PERINTAH 1: Ringkaslah teks tentang jenis-jenis transaksi leasing dalam dua kalimat.
PERINTAH 2: Lanjutkan teks tentang jenis-jenis transaksi leasing setelah kalimat terakhirnya.

TEKS SUMBER:
- - - - -

1) Direct Financial Lease. Transaksi
leasing dalam bentuk direct lease atau sering pula disebut true-lease
atau disingkat direct lease saja merupakan suatu bentuk trnasaksi
leasing di mana lessor membeli suatu barang atas permintaan pihak lessee
dan sekaligus menyewagunausahakan barang tersebut kepada lessee yang
bersangkutan.
2) Sale and Lease Back. Transaksi
leasing jenis ini pada prinsipnya adalah pihak lessee sengaja menjual
barang modalnya kepada lessor untuk kemudian dilakukan kontrak sewa guna
usaha atas barang tersebut antara lessor dengan lessee yang dalam hal
ini sebagai pihak yang menjual barnag untuk digunakan selama masa lease
yang disetujui kedua pihak. Metode leasing ini dimaksudkan untuk
memperoleh tambahan dana untuk modal kerja. Jadi transaksi leasing
disini bersifat refinancing.
3) Leverage Lease. Pada prinsipnya leveraged lease merupakan salah satu teknik pembiayaan dalam finance lease yang digunakan lessor.
4) Syndicated Lease. Adalah
pembiayaan leasing yang dilakukan lebih dari satu lessor atas suatu
objek leasing. Syndicated lease terjadi apabila lessor karena
alasan-alasan resiko tidak bersedia atau karena suatu alasan tidak
memiliki kemampuan pendanaan untukmenutup sendiri suatu transaksi
leasing yang nilainya cukup besar yang dibutuhkan oleh lessee.
5) Cross Border Lease. Adalah
transaksi leasing yang dilakukan di luar bataas suatu Negara yaitu
Negara dimana lessor berkedudukan berbeda dengan Negara lessee.
6) Vendor Program. Vendor
program atau disebut juga dengan vendor lease adalah suatu metode
penjualan yang dilakukan oleh produsen atau dealer di mana perusahaan
leasing memberikan atau menyediakan fasilitas leasing kepada pembeli
barang.

- - - - -

SEGMEN DATA:

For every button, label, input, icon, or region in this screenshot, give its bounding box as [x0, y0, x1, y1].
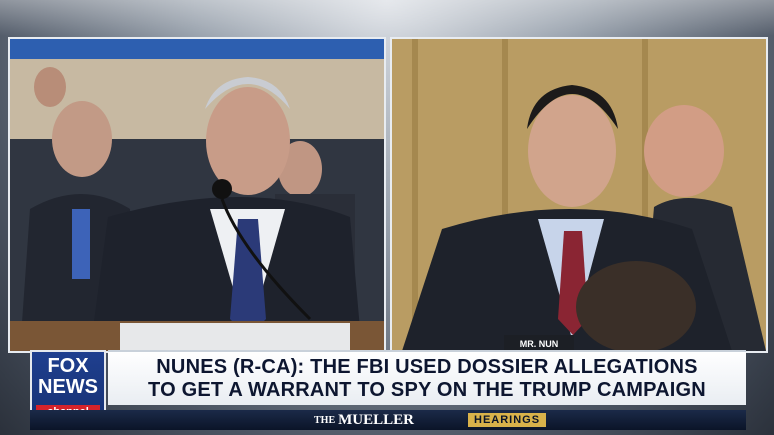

- - - - -

HASIL TUGAS 1: Teks ini menjelaskan jenis-jenis transaksi leasing, antara lain direct lease, yaitu lessor membeli barang atas permintaan lessee lalu menyewagunausahakannya kepada lessee itu, dan sale and lease back, yaitu lessee menjual barang modalnya kepada lessor lalu memakainya lewat kontrak sewa guna usaha untuk memperoleh tambahan dana modal kerja. Jenis lainnya meliputi leverage lease, syndicated lease yang dibiayai lebih dari satu lessor, cross border lease antara lessor dan lessee yang berkedudukan di negara berbeda, serta vendor program, yaitu metode penjualan oleh produsen atau dealer dengan fasilitas leasing dari perusahaan leasing bagi pembeli barang.

HASIL TUGAS 2:
2. Operating Lease Leasing Dalam
bentuk ini, lessor sengaja membeli barang modal dan selanjutnya
dilease-kan kepada lessee. Berbeda dengan finance lease, dalam operating
lease jumlah seluruh pembayaran berkala tidak mencakup jumlah biaya
yang dikeluarkan untuk memperoleh barang modal tersebut berikut dengan
bunganya.
2.2.3 Ciri –ciri Sewa Guna Usaha
Ciri – ciri leasing adalah sebagai beikut:
a.
Leasing merupakan suatu gara pembiayaan. Tentunya masih ada spek –aspek
yang lain pada leasing, namun segi pembiayaan adalah salah satu cirri
utama, baik pada finance lease maupun pada operating lease.
b.
Biasanya ada hubungan jangka waktu lease dan masa kegunaan benda yang
dilease tersebut. Inilah perbedaaan pokok dengn sewa menyewa biasa.
c.
Hak milik benda yang dilease ada pada leasor.d. Benda yang menjadi
objek leasing adalah benda-benda yang digunakan dalam suatu perusahaan.
Pengertian benda –benda yang digunakan untuk suatu perusahaan harus
diberi pengertian yang luas, yakni benda –benda yang diperlukan untuk
menjalankan perusahaan, jadi tidak saja mesin –mesin yang hanya dapat
digunakan untuk berproduksi akan tetapi bias juga untuk computer, dan
kendaraan bermotor.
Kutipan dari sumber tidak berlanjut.